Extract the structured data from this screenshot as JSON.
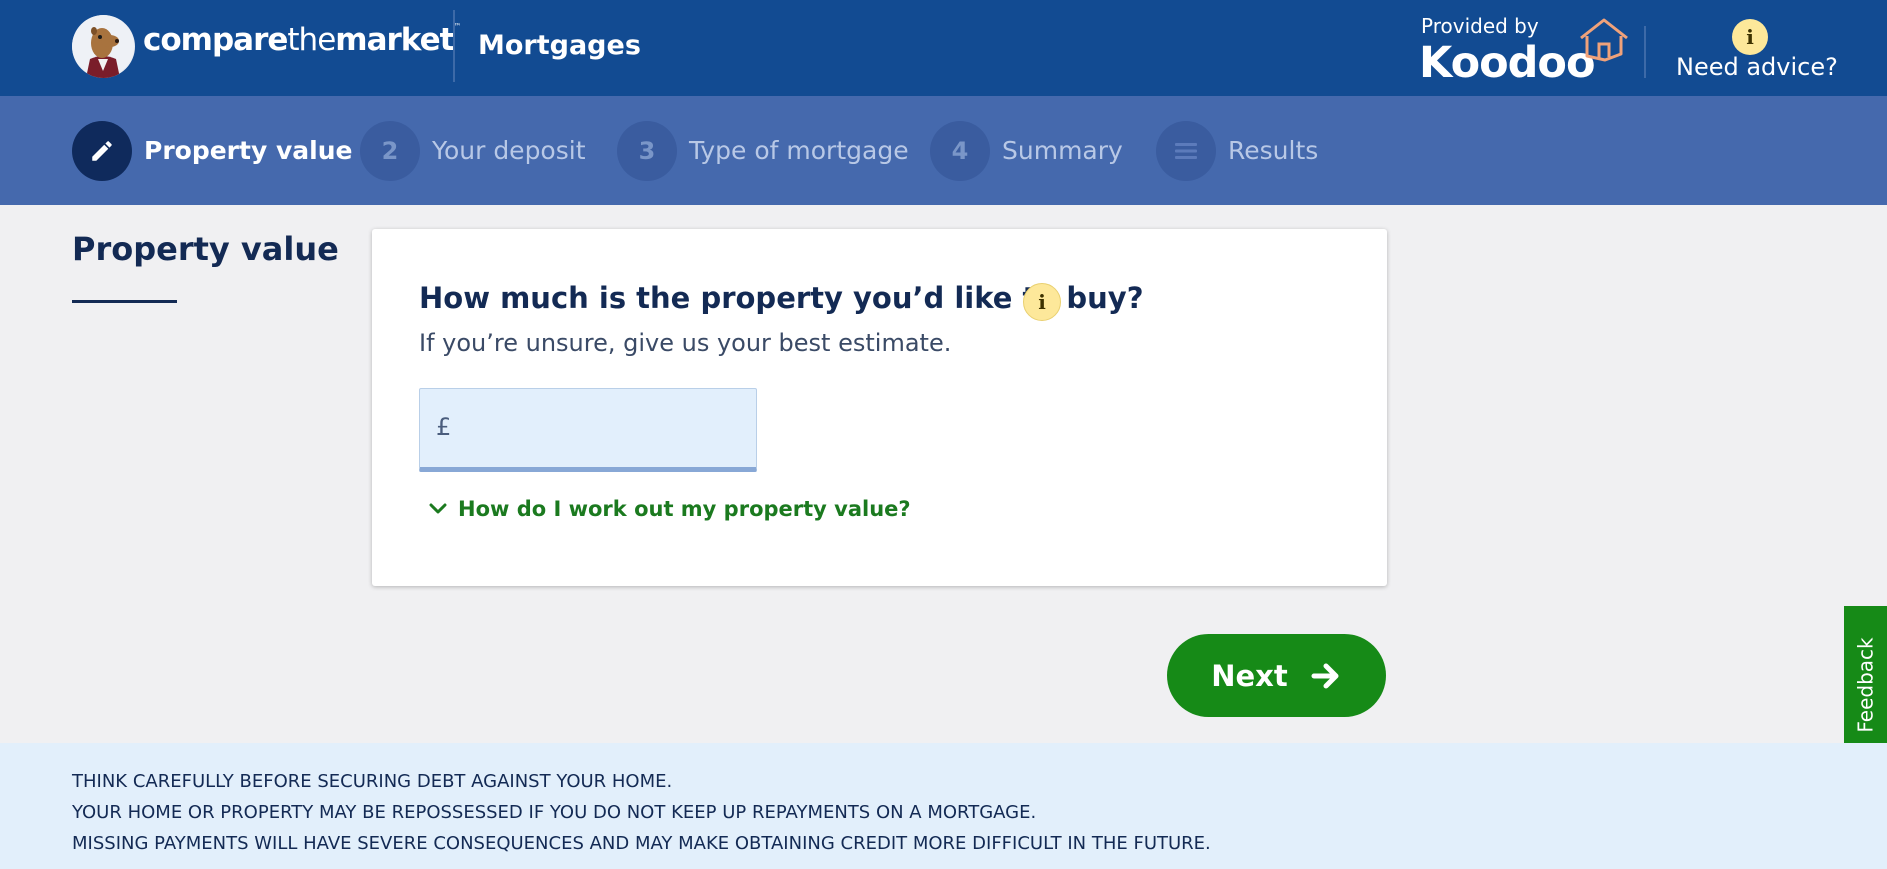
{
  "header": {
    "brand_bold_1": "compare",
    "brand_thin": "the",
    "brand_bold_2": "market",
    "brand_tm": "™",
    "section_title": "Mortgages",
    "provided_by": "Provided by",
    "partner_name": "Koodoo",
    "advice_icon": "i",
    "advice_label": "Need advice?"
  },
  "steps": [
    {
      "marker": "",
      "icon": "pencil-icon",
      "label": "Property value",
      "state": "active"
    },
    {
      "marker": "2",
      "label": "Your deposit",
      "state": "upcoming"
    },
    {
      "marker": "3",
      "label": "Type of mortgage",
      "state": "upcoming"
    },
    {
      "marker": "4",
      "label": "Summary",
      "state": "upcoming"
    },
    {
      "marker": "",
      "icon": "list-icon",
      "label": "Results",
      "state": "upcoming"
    }
  ],
  "page": {
    "title": "Property value"
  },
  "card": {
    "question": "How much is the property you’d like to buy?",
    "info_icon": "i",
    "hint": "If you’re unsure, give us your best estimate.",
    "currency_symbol": "£",
    "input_value": "",
    "help_link": "How do I work out my property value?"
  },
  "actions": {
    "next_label": "Next"
  },
  "feedback": {
    "label": "Feedback"
  },
  "footer": {
    "lines": [
      "THINK CAREFULLY BEFORE SECURING DEBT AGAINST YOUR HOME.",
      "YOUR HOME OR PROPERTY MAY BE REPOSSESSED IF YOU DO NOT KEEP UP REPAYMENTS ON A MORTGAGE.",
      "MISSING PAYMENTS WILL HAVE SEVERE CONSEQUENCES AND MAY MAKE OBTAINING CREDIT MORE DIFFICULT IN THE FUTURE."
    ]
  },
  "colors": {
    "header_bg": "#124b92",
    "steps_bg": "#4569ad",
    "active_step": "#0f2a5c",
    "primary_green": "#168a17",
    "info_yellow": "#fde89a",
    "footer_bg": "#e2effb"
  }
}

_ _ _ _ _ _ _

The data should be printed again unchanged; leave its pictures out.

• Written response:
Extract the structured data from this screenshot as JSON.
{
  "header": {
    "brand_bold_1": "compare",
    "brand_thin": "the",
    "brand_bold_2": "market",
    "brand_tm": "™",
    "section_title": "Mortgages",
    "provided_by": "Provided by",
    "partner_name": "Koodoo",
    "advice_icon": "i",
    "advice_label": "Need advice?"
  },
  "steps": [
    {
      "marker": "",
      "icon": "pencil-icon",
      "label": "Property value",
      "state": "active"
    },
    {
      "marker": "2",
      "label": "Your deposit",
      "state": "upcoming"
    },
    {
      "marker": "3",
      "label": "Type of mortgage",
      "state": "upcoming"
    },
    {
      "marker": "4",
      "label": "Summary",
      "state": "upcoming"
    },
    {
      "marker": "",
      "icon": "list-icon",
      "label": "Results",
      "state": "upcoming"
    }
  ],
  "page": {
    "title": "Property value"
  },
  "card": {
    "question": "How much is the property you’d like to buy?",
    "info_icon": "i",
    "hint": "If you’re unsure, give us your best estimate.",
    "currency_symbol": "£",
    "input_value": "",
    "help_link": "How do I work out my property value?"
  },
  "actions": {
    "next_label": "Next"
  },
  "feedback": {
    "label": "Feedback"
  },
  "footer": {
    "lines": [
      "THINK CAREFULLY BEFORE SECURING DEBT AGAINST YOUR HOME.",
      "YOUR HOME OR PROPERTY MAY BE REPOSSESSED IF YOU DO NOT KEEP UP REPAYMENTS ON A MORTGAGE.",
      "MISSING PAYMENTS WILL HAVE SEVERE CONSEQUENCES AND MAY MAKE OBTAINING CREDIT MORE DIFFICULT IN THE FUTURE."
    ]
  },
  "colors": {
    "header_bg": "#124b92",
    "steps_bg": "#4569ad",
    "active_step": "#0f2a5c",
    "primary_green": "#168a17",
    "info_yellow": "#fde89a",
    "footer_bg": "#e2effb"
  }
}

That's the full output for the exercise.